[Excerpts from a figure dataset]
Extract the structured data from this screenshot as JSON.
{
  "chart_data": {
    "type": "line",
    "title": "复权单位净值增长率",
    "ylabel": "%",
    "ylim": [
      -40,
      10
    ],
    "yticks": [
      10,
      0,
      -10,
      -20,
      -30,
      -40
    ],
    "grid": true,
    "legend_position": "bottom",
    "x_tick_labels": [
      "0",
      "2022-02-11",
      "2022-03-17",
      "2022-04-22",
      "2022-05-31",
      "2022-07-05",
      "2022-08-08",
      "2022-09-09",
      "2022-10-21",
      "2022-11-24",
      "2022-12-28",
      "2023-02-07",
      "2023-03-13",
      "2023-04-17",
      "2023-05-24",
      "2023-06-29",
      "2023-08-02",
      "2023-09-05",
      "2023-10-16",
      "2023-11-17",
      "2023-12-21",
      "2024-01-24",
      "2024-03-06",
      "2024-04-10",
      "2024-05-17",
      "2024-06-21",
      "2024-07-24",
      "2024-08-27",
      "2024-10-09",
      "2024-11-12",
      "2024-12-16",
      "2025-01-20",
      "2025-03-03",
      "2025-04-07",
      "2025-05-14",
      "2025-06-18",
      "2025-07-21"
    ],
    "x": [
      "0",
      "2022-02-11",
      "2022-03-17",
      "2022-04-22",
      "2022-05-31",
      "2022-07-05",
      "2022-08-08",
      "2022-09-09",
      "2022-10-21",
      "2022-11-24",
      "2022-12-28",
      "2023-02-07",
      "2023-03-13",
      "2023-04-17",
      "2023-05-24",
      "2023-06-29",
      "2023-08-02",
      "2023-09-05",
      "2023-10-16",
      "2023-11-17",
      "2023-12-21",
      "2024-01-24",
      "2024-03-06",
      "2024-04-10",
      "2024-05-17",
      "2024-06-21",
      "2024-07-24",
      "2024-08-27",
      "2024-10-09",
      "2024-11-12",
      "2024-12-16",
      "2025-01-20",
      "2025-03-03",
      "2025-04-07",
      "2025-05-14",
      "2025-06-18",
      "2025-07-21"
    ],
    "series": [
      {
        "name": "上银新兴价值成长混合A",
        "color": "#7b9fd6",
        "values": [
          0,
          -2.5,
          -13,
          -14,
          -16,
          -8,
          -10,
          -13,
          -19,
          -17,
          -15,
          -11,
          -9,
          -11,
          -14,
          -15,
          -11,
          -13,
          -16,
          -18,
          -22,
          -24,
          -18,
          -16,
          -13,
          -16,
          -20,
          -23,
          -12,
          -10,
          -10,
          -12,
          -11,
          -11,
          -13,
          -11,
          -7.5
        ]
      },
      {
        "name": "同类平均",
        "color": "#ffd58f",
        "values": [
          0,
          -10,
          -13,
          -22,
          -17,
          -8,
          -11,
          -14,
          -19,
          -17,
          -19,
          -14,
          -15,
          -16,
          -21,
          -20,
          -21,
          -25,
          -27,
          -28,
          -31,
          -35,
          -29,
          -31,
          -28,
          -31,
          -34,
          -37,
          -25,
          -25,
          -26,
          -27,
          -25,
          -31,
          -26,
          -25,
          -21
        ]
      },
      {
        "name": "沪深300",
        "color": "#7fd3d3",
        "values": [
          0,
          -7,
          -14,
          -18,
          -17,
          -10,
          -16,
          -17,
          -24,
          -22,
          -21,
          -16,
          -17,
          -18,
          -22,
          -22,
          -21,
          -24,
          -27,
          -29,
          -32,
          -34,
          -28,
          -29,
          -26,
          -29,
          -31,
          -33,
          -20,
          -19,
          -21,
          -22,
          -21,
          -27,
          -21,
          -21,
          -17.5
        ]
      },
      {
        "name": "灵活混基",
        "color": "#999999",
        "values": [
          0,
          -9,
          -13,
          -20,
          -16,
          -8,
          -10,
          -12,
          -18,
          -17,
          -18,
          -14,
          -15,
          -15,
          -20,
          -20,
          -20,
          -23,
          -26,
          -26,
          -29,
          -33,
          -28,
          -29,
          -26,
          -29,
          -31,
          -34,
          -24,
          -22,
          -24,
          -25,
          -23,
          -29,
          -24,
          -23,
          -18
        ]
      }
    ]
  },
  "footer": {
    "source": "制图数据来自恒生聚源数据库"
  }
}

Directions: Return every entry exactly as given.

Final result:
Extract the structured data from this screenshot as JSON.
{
  "chart_data": {
    "type": "line",
    "title": "复权单位净值增长率",
    "ylabel": "%",
    "ylim": [
      -40,
      10
    ],
    "yticks": [
      10,
      0,
      -10,
      -20,
      -30,
      -40
    ],
    "grid": true,
    "legend_position": "bottom",
    "x_tick_labels": [
      "0",
      "2022-02-11",
      "2022-03-17",
      "2022-04-22",
      "2022-05-31",
      "2022-07-05",
      "2022-08-08",
      "2022-09-09",
      "2022-10-21",
      "2022-11-24",
      "2022-12-28",
      "2023-02-07",
      "2023-03-13",
      "2023-04-17",
      "2023-05-24",
      "2023-06-29",
      "2023-08-02",
      "2023-09-05",
      "2023-10-16",
      "2023-11-17",
      "2023-12-21",
      "2024-01-24",
      "2024-03-06",
      "2024-04-10",
      "2024-05-17",
      "2024-06-21",
      "2024-07-24",
      "2024-08-27",
      "2024-10-09",
      "2024-11-12",
      "2024-12-16",
      "2025-01-20",
      "2025-03-03",
      "2025-04-07",
      "2025-05-14",
      "2025-06-18",
      "2025-07-21"
    ],
    "x": [
      "0",
      "2022-02-11",
      "2022-03-17",
      "2022-04-22",
      "2022-05-31",
      "2022-07-05",
      "2022-08-08",
      "2022-09-09",
      "2022-10-21",
      "2022-11-24",
      "2022-12-28",
      "2023-02-07",
      "2023-03-13",
      "2023-04-17",
      "2023-05-24",
      "2023-06-29",
      "2023-08-02",
      "2023-09-05",
      "2023-10-16",
      "2023-11-17",
      "2023-12-21",
      "2024-01-24",
      "2024-03-06",
      "2024-04-10",
      "2024-05-17",
      "2024-06-21",
      "2024-07-24",
      "2024-08-27",
      "2024-10-09",
      "2024-11-12",
      "2024-12-16",
      "2025-01-20",
      "2025-03-03",
      "2025-04-07",
      "2025-05-14",
      "2025-06-18",
      "2025-07-21"
    ],
    "series": [
      {
        "name": "上银新兴价值成长混合A",
        "color": "#7b9fd6",
        "values": [
          0,
          -2.5,
          -13,
          -14,
          -16,
          -8,
          -10,
          -13,
          -19,
          -17,
          -15,
          -11,
          -9,
          -11,
          -14,
          -15,
          -11,
          -13,
          -16,
          -18,
          -22,
          -24,
          -18,
          -16,
          -13,
          -16,
          -20,
          -23,
          -12,
          -10,
          -10,
          -12,
          -11,
          -11,
          -13,
          -11,
          -7.5
        ]
      },
      {
        "name": "同类平均",
        "color": "#ffd58f",
        "values": [
          0,
          -10,
          -13,
          -22,
          -17,
          -8,
          -11,
          -14,
          -19,
          -17,
          -19,
          -14,
          -15,
          -16,
          -21,
          -20,
          -21,
          -25,
          -27,
          -28,
          -31,
          -35,
          -29,
          -31,
          -28,
          -31,
          -34,
          -37,
          -25,
          -25,
          -26,
          -27,
          -25,
          -31,
          -26,
          -25,
          -21
        ]
      },
      {
        "name": "沪深300",
        "color": "#7fd3d3",
        "values": [
          0,
          -7,
          -14,
          -18,
          -17,
          -10,
          -16,
          -17,
          -24,
          -22,
          -21,
          -16,
          -17,
          -18,
          -22,
          -22,
          -21,
          -24,
          -27,
          -29,
          -32,
          -34,
          -28,
          -29,
          -26,
          -29,
          -31,
          -33,
          -20,
          -19,
          -21,
          -22,
          -21,
          -27,
          -21,
          -21,
          -17.5
        ]
      },
      {
        "name": "灵活混基",
        "color": "#999999",
        "values": [
          0,
          -9,
          -13,
          -20,
          -16,
          -8,
          -10,
          -12,
          -18,
          -17,
          -18,
          -14,
          -15,
          -15,
          -20,
          -20,
          -20,
          -23,
          -26,
          -26,
          -29,
          -33,
          -28,
          -29,
          -26,
          -29,
          -31,
          -34,
          -24,
          -22,
          -24,
          -25,
          -23,
          -29,
          -24,
          -23,
          -18
        ]
      }
    ]
  },
  "footer": {
    "source": "制图数据来自恒生聚源数据库"
  }
}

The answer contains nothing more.